→ **Do this**
Render every entry verbatim.

Listing start

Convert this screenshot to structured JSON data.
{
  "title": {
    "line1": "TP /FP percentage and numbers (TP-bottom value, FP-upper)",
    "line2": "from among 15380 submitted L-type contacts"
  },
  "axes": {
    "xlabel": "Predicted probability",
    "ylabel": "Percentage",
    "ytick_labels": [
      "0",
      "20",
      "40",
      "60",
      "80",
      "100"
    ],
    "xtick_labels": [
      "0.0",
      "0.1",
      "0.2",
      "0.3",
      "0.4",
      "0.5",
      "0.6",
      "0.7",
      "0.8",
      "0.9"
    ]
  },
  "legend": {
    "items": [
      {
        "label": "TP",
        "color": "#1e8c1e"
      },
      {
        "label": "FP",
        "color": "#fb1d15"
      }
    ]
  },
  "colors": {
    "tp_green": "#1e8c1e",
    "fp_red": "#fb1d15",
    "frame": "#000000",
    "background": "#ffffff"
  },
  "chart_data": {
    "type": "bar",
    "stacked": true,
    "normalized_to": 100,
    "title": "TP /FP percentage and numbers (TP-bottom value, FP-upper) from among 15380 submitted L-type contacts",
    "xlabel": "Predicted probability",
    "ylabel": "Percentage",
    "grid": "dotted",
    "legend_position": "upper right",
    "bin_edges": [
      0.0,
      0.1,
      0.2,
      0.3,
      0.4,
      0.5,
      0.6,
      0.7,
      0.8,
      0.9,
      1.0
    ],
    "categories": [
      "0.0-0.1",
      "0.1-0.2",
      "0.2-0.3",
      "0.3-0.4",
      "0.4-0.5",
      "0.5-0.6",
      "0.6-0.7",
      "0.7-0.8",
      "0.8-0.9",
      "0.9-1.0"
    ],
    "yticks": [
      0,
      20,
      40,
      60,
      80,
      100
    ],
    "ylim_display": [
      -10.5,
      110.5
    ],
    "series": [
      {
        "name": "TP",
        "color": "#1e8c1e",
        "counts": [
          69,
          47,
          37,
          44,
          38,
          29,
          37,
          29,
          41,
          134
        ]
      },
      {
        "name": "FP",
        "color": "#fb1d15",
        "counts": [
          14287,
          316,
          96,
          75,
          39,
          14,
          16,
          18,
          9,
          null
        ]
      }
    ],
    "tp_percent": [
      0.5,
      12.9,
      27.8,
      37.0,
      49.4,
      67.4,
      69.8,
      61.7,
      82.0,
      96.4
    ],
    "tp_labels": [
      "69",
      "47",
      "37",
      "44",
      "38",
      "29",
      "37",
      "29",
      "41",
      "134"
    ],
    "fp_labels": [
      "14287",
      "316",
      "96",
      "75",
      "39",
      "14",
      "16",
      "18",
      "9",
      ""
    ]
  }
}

Listing end

→ **Response**
Convert this screenshot to structured JSON data.
{
  "title": {
    "line1": "TP /FP percentage and numbers (TP-bottom value, FP-upper)",
    "line2": "from among 15380 submitted L-type contacts"
  },
  "axes": {
    "xlabel": "Predicted probability",
    "ylabel": "Percentage",
    "ytick_labels": [
      "0",
      "20",
      "40",
      "60",
      "80",
      "100"
    ],
    "xtick_labels": [
      "0.0",
      "0.1",
      "0.2",
      "0.3",
      "0.4",
      "0.5",
      "0.6",
      "0.7",
      "0.8",
      "0.9"
    ]
  },
  "legend": {
    "items": [
      {
        "label": "TP",
        "color": "#1e8c1e"
      },
      {
        "label": "FP",
        "color": "#fb1d15"
      }
    ]
  },
  "colors": {
    "tp_green": "#1e8c1e",
    "fp_red": "#fb1d15",
    "frame": "#000000",
    "background": "#ffffff"
  },
  "chart_data": {
    "type": "bar",
    "stacked": true,
    "normalized_to": 100,
    "title": "TP /FP percentage and numbers (TP-bottom value, FP-upper) from among 15380 submitted L-type contacts",
    "xlabel": "Predicted probability",
    "ylabel": "Percentage",
    "grid": "dotted",
    "legend_position": "upper right",
    "bin_edges": [
      0.0,
      0.1,
      0.2,
      0.3,
      0.4,
      0.5,
      0.6,
      0.7,
      0.8,
      0.9,
      1.0
    ],
    "categories": [
      "0.0-0.1",
      "0.1-0.2",
      "0.2-0.3",
      "0.3-0.4",
      "0.4-0.5",
      "0.5-0.6",
      "0.6-0.7",
      "0.7-0.8",
      "0.8-0.9",
      "0.9-1.0"
    ],
    "yticks": [
      0,
      20,
      40,
      60,
      80,
      100
    ],
    "ylim_display": [
      -10.5,
      110.5
    ],
    "series": [
      {
        "name": "TP",
        "color": "#1e8c1e",
        "counts": [
          69,
          47,
          37,
          44,
          38,
          29,
          37,
          29,
          41,
          134
        ]
      },
      {
        "name": "FP",
        "color": "#fb1d15",
        "counts": [
          14287,
          316,
          96,
          75,
          39,
          14,
          16,
          18,
          9,
          null
        ]
      }
    ],
    "tp_percent": [
      0.5,
      12.9,
      27.8,
      37.0,
      49.4,
      67.4,
      69.8,
      61.7,
      82.0,
      96.4
    ],
    "tp_labels": [
      "69",
      "47",
      "37",
      "44",
      "38",
      "29",
      "37",
      "29",
      "41",
      "134"
    ],
    "fp_labels": [
      "14287",
      "316",
      "96",
      "75",
      "39",
      "14",
      "16",
      "18",
      "9",
      ""
    ]
  }
}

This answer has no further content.